**PROBLEM DETAILS**
Which lines contain the word "Windrichtung"? Return each of them as written.

**RAW RECORDS**
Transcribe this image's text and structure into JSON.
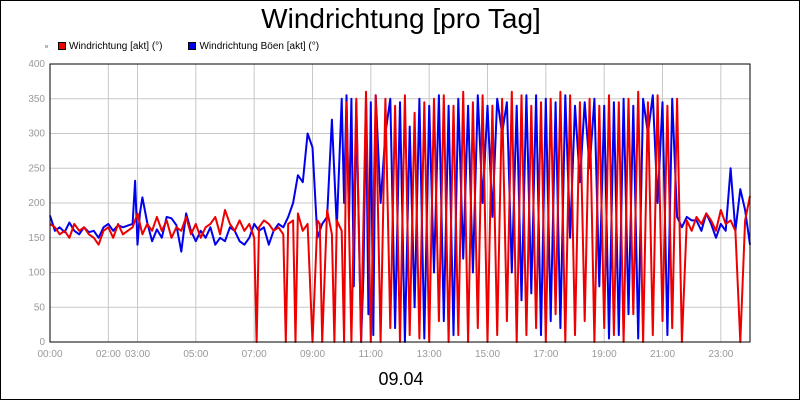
{
  "chart_data": {
    "type": "line",
    "title": "Windrichtung [pro Tag]",
    "xlabel": "09.04",
    "ylabel": "",
    "ylim": [
      0,
      400
    ],
    "xlim": [
      0,
      1440
    ],
    "grid": true,
    "legend_position": "top-left",
    "y_ticks": [
      0,
      50,
      100,
      150,
      200,
      250,
      300,
      350,
      400
    ],
    "x_ticks": [
      {
        "minute": 0,
        "label": "00:00"
      },
      {
        "minute": 120,
        "label": "02:00"
      },
      {
        "minute": 180,
        "label": "03:00"
      },
      {
        "minute": 300,
        "label": "05:00"
      },
      {
        "minute": 420,
        "label": "07:00"
      },
      {
        "minute": 540,
        "label": "09:00"
      },
      {
        "minute": 660,
        "label": "11:00"
      },
      {
        "minute": 780,
        "label": "13:00"
      },
      {
        "minute": 900,
        "label": "15:00"
      },
      {
        "minute": 1020,
        "label": "17:00"
      },
      {
        "minute": 1140,
        "label": "19:00"
      },
      {
        "minute": 1260,
        "label": "21:00"
      },
      {
        "minute": 1380,
        "label": "23:00"
      }
    ],
    "series": [
      {
        "name": "Windrichtung Böen [akt] (°)",
        "color": "#0000ee",
        "x": [
          0,
          10,
          20,
          30,
          40,
          50,
          60,
          70,
          80,
          90,
          100,
          110,
          120,
          130,
          140,
          150,
          170,
          175,
          180,
          185,
          190,
          200,
          210,
          220,
          230,
          240,
          250,
          260,
          270,
          280,
          290,
          300,
          310,
          320,
          330,
          340,
          350,
          360,
          370,
          380,
          390,
          400,
          410,
          420,
          430,
          440,
          450,
          460,
          470,
          480,
          490,
          500,
          510,
          520,
          530,
          540,
          550,
          560,
          570,
          580,
          590,
          600,
          605,
          610,
          615,
          620,
          625,
          630,
          640,
          645,
          650,
          655,
          660,
          665,
          670,
          680,
          690,
          700,
          710,
          720,
          730,
          740,
          750,
          760,
          770,
          780,
          790,
          800,
          810,
          820,
          830,
          840,
          850,
          860,
          870,
          880,
          890,
          900,
          910,
          920,
          930,
          940,
          950,
          960,
          970,
          980,
          990,
          1000,
          1010,
          1020,
          1030,
          1040,
          1050,
          1060,
          1070,
          1080,
          1090,
          1100,
          1110,
          1120,
          1130,
          1140,
          1150,
          1160,
          1170,
          1180,
          1190,
          1200,
          1210,
          1220,
          1230,
          1240,
          1250,
          1260,
          1270,
          1280,
          1290,
          1300,
          1310,
          1320,
          1330,
          1340,
          1350,
          1360,
          1370,
          1380,
          1390,
          1400,
          1410,
          1420,
          1430,
          1440
        ],
        "values": [
          182,
          160,
          165,
          158,
          172,
          160,
          155,
          165,
          158,
          160,
          150,
          165,
          170,
          160,
          168,
          165,
          170,
          232,
          140,
          185,
          208,
          172,
          145,
          162,
          150,
          180,
          178,
          168,
          130,
          185,
          160,
          145,
          160,
          150,
          165,
          140,
          150,
          145,
          165,
          160,
          145,
          140,
          150,
          170,
          160,
          165,
          140,
          160,
          170,
          165,
          180,
          200,
          240,
          230,
          300,
          280,
          150,
          170,
          180,
          320,
          165,
          350,
          200,
          355,
          175,
          350,
          80,
          345,
          0,
          100,
          350,
          40,
          345,
          10,
          355,
          200,
          300,
          350,
          20,
          345,
          0,
          310,
          50,
          350,
          5,
          340,
          100,
          355,
          30,
          340,
          10,
          350,
          120,
          340,
          100,
          355,
          200,
          340,
          180,
          350,
          300,
          345,
          100,
          340,
          60,
          355,
          70,
          355,
          10,
          350,
          30,
          345,
          20,
          355,
          150,
          340,
          230,
          345,
          250,
          350,
          80,
          340,
          5,
          345,
          10,
          350,
          40,
          340,
          5,
          350,
          300,
          355,
          200,
          345,
          10,
          350,
          180,
          165,
          180,
          175,
          175,
          160,
          185,
          170,
          150,
          170,
          160,
          250,
          160,
          220,
          190,
          140
        ]
      },
      {
        "name": "Windrichtung [akt] (°)",
        "color": "#ee0000",
        "x": [
          0,
          10,
          20,
          30,
          40,
          50,
          60,
          70,
          80,
          90,
          100,
          110,
          120,
          130,
          140,
          150,
          170,
          180,
          190,
          200,
          210,
          220,
          230,
          240,
          250,
          260,
          270,
          280,
          290,
          300,
          310,
          320,
          330,
          340,
          350,
          360,
          370,
          380,
          390,
          400,
          410,
          420,
          425,
          430,
          440,
          450,
          460,
          470,
          480,
          485,
          490,
          500,
          505,
          510,
          520,
          530,
          540,
          550,
          555,
          560,
          570,
          580,
          585,
          590,
          600,
          605,
          610,
          620,
          630,
          640,
          650,
          660,
          670,
          680,
          690,
          700,
          710,
          720,
          730,
          740,
          750,
          760,
          770,
          780,
          790,
          800,
          810,
          820,
          830,
          840,
          850,
          860,
          870,
          880,
          890,
          900,
          910,
          920,
          930,
          940,
          950,
          960,
          970,
          980,
          990,
          1000,
          1010,
          1020,
          1030,
          1040,
          1050,
          1060,
          1070,
          1080,
          1090,
          1100,
          1110,
          1120,
          1130,
          1140,
          1150,
          1160,
          1170,
          1180,
          1190,
          1200,
          1210,
          1220,
          1230,
          1240,
          1250,
          1260,
          1270,
          1280,
          1290,
          1300,
          1310,
          1320,
          1330,
          1340,
          1350,
          1360,
          1370,
          1380,
          1390,
          1400,
          1410,
          1420,
          1430,
          1440
        ],
        "values": [
          170,
          165,
          155,
          160,
          150,
          170,
          160,
          165,
          155,
          150,
          140,
          160,
          165,
          150,
          170,
          155,
          165,
          185,
          155,
          170,
          160,
          180,
          160,
          175,
          150,
          165,
          160,
          180,
          155,
          170,
          150,
          165,
          170,
          180,
          155,
          190,
          170,
          160,
          175,
          160,
          170,
          150,
          0,
          165,
          175,
          170,
          160,
          165,
          155,
          0,
          170,
          175,
          0,
          185,
          160,
          170,
          0,
          175,
          170,
          0,
          190,
          155,
          0,
          175,
          160,
          0,
          345,
          0,
          350,
          0,
          360,
          0,
          355,
          0,
          350,
          20,
          340,
          0,
          355,
          10,
          330,
          5,
          345,
          0,
          350,
          30,
          355,
          0,
          340,
          10,
          360,
          0,
          345,
          20,
          355,
          0,
          340,
          10,
          350,
          30,
          360,
          0,
          355,
          10,
          340,
          20,
          345,
          0,
          350,
          40,
          360,
          0,
          355,
          10,
          345,
          30,
          350,
          0,
          340,
          20,
          355,
          10,
          345,
          0,
          350,
          40,
          360,
          0,
          345,
          10,
          355,
          30,
          340,
          20,
          350,
          0,
          175,
          160,
          180,
          170,
          185,
          175,
          160,
          190,
          170,
          175,
          160,
          0,
          175,
          210
        ]
      }
    ]
  }
}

**RESPONSE TO THIS EXERCISE**
    "title": "Windrichtung [pro Tag]",
        "name": "Windrichtung Böen [akt] (°)",
        "name": "Windrichtung [akt] (°)",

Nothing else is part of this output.